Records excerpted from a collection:
◆ ◆ ◆ ◆ ◆ ◆ ◆
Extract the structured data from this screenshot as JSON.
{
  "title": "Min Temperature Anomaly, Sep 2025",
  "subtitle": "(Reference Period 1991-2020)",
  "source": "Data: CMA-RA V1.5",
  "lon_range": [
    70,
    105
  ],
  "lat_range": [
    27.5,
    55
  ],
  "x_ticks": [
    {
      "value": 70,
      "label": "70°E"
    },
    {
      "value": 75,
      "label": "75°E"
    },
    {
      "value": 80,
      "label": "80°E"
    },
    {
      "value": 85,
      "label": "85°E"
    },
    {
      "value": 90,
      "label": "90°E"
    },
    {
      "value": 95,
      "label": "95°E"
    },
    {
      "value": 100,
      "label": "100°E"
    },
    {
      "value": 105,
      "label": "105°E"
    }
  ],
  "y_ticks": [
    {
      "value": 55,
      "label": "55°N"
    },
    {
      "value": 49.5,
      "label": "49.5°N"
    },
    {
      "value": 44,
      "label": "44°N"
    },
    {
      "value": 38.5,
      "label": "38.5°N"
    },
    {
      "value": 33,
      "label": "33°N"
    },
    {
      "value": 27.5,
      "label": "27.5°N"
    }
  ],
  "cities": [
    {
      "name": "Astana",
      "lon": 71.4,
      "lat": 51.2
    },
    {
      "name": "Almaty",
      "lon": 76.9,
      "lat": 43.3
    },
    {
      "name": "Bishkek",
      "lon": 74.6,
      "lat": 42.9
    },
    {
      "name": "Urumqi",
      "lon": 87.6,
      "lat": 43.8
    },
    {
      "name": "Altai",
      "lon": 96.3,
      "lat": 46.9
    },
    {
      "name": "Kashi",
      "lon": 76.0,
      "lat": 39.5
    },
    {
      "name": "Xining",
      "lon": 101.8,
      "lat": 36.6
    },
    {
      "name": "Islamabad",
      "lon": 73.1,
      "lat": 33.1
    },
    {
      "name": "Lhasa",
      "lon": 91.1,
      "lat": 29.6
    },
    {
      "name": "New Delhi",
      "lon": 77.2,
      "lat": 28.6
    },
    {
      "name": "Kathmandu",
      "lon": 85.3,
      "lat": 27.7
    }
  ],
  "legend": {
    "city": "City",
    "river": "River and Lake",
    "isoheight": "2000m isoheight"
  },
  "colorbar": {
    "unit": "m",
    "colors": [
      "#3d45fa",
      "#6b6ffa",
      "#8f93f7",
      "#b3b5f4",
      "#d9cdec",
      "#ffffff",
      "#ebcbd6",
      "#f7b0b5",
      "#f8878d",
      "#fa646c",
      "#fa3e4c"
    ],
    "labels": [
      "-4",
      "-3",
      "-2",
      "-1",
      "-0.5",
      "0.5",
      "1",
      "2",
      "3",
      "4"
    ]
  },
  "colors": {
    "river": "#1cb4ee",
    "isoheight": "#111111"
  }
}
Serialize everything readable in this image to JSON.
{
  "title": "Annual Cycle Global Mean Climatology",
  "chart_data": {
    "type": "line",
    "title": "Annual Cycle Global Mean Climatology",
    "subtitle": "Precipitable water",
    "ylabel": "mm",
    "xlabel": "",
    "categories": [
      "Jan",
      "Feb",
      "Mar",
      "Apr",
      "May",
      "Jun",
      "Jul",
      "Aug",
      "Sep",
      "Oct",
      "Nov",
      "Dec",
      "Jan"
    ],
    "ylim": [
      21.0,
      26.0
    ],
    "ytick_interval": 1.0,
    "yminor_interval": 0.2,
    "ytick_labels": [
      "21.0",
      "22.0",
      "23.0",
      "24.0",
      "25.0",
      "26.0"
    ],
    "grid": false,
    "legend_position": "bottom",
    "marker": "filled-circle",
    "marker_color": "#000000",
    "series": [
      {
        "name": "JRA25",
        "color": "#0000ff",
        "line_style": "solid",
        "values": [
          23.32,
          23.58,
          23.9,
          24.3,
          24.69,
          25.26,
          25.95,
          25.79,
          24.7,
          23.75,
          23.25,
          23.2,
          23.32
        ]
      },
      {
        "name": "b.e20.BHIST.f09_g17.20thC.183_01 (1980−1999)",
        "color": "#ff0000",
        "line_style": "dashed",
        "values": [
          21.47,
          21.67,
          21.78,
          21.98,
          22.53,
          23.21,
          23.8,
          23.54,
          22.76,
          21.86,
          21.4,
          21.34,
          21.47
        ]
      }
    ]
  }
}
◆ ◆ ◆ ◆ ◆ ◆ ◆
» GIVEN PROBLEM
Repeat every record exactly as written, please.

» THE COMPLETED TASK
Extract the structured data from this screenshot as JSON.
{
  "title": "Min Temperature Anomaly, Sep 2025",
  "subtitle": "(Reference Period 1991-2020)",
  "source": "Data: CMA-RA V1.5",
  "lon_range": [
    70,
    105
  ],
  "lat_range": [
    27.5,
    55
  ],
  "x_ticks": [
    {
      "value": 70,
      "label": "70°E"
    },
    {
      "value": 75,
      "label": "75°E"
    },
    {
      "value": 80,
      "label": "80°E"
    },
    {
      "value": 85,
      "label": "85°E"
    },
    {
      "value": 90,
      "label": "90°E"
    },
    {
      "value": 95,
      "label": "95°E"
    },
    {
      "value": 100,
      "label": "100°E"
    },
    {
      "value": 105,
      "label": "105°E"
    }
  ],
  "y_ticks": [
    {
      "value": 55,
      "label": "55°N"
    },
    {
      "value": 49.5,
      "label": "49.5°N"
    },
    {
      "value": 44,
      "label": "44°N"
    },
    {
      "value": 38.5,
      "label": "38.5°N"
    },
    {
      "value": 33,
      "label": "33°N"
    },
    {
      "value": 27.5,
      "label": "27.5°N"
    }
  ],
  "cities": [
    {
      "name": "Astana",
      "lon": 71.4,
      "lat": 51.2
    },
    {
      "name": "Almaty",
      "lon": 76.9,
      "lat": 43.3
    },
    {
      "name": "Bishkek",
      "lon": 74.6,
      "lat": 42.9
    },
    {
      "name": "Urumqi",
      "lon": 87.6,
      "lat": 43.8
    },
    {
      "name": "Altai",
      "lon": 96.3,
      "lat": 46.9
    },
    {
      "name": "Kashi",
      "lon": 76.0,
      "lat": 39.5
    },
    {
      "name": "Xining",
      "lon": 101.8,
      "lat": 36.6
    },
    {
      "name": "Islamabad",
      "lon": 73.1,
      "lat": 33.1
    },
    {
      "name": "Lhasa",
      "lon": 91.1,
      "lat": 29.6
    },
    {
      "name": "New Delhi",
      "lon": 77.2,
      "lat": 28.6
    },
    {
      "name": "Kathmandu",
      "lon": 85.3,
      "lat": 27.7
    }
  ],
  "legend": {
    "city": "City",
    "river": "River and Lake",
    "isoheight": "2000m isoheight"
  },
  "colorbar": {
    "unit": "m",
    "colors": [
      "#3d45fa",
      "#6b6ffa",
      "#8f93f7",
      "#b3b5f4",
      "#d9cdec",
      "#ffffff",
      "#ebcbd6",
      "#f7b0b5",
      "#f8878d",
      "#fa646c",
      "#fa3e4c"
    ],
    "labels": [
      "-4",
      "-3",
      "-2",
      "-1",
      "-0.5",
      "0.5",
      "1",
      "2",
      "3",
      "4"
    ]
  },
  "colors": {
    "river": "#1cb4ee",
    "isoheight": "#111111"
  }
}
Serialize everything readable in this image to JSON.
{
  "title": "Annual Cycle Global Mean Climatology",
  "chart_data": {
    "type": "line",
    "title": "Annual Cycle Global Mean Climatology",
    "subtitle": "Precipitable water",
    "ylabel": "mm",
    "xlabel": "",
    "categories": [
      "Jan",
      "Feb",
      "Mar",
      "Apr",
      "May",
      "Jun",
      "Jul",
      "Aug",
      "Sep",
      "Oct",
      "Nov",
      "Dec",
      "Jan"
    ],
    "ylim": [
      21.0,
      26.0
    ],
    "ytick_interval": 1.0,
    "yminor_interval": 0.2,
    "ytick_labels": [
      "21.0",
      "22.0",
      "23.0",
      "24.0",
      "25.0",
      "26.0"
    ],
    "grid": false,
    "legend_position": "bottom",
    "marker": "filled-circle",
    "marker_color": "#000000",
    "series": [
      {
        "name": "JRA25",
        "color": "#0000ff",
        "line_style": "solid",
        "values": [
          23.32,
          23.58,
          23.9,
          24.3,
          24.69,
          25.26,
          25.95,
          25.79,
          24.7,
          23.75,
          23.25,
          23.2,
          23.32
        ]
      },
      {
        "name": "b.e20.BHIST.f09_g17.20thC.183_01 (1980−1999)",
        "color": "#ff0000",
        "line_style": "dashed",
        "values": [
          21.47,
          21.67,
          21.78,
          21.98,
          22.53,
          23.21,
          23.8,
          23.54,
          22.76,
          21.86,
          21.4,
          21.34,
          21.47
        ]
      }
    ]
  }
}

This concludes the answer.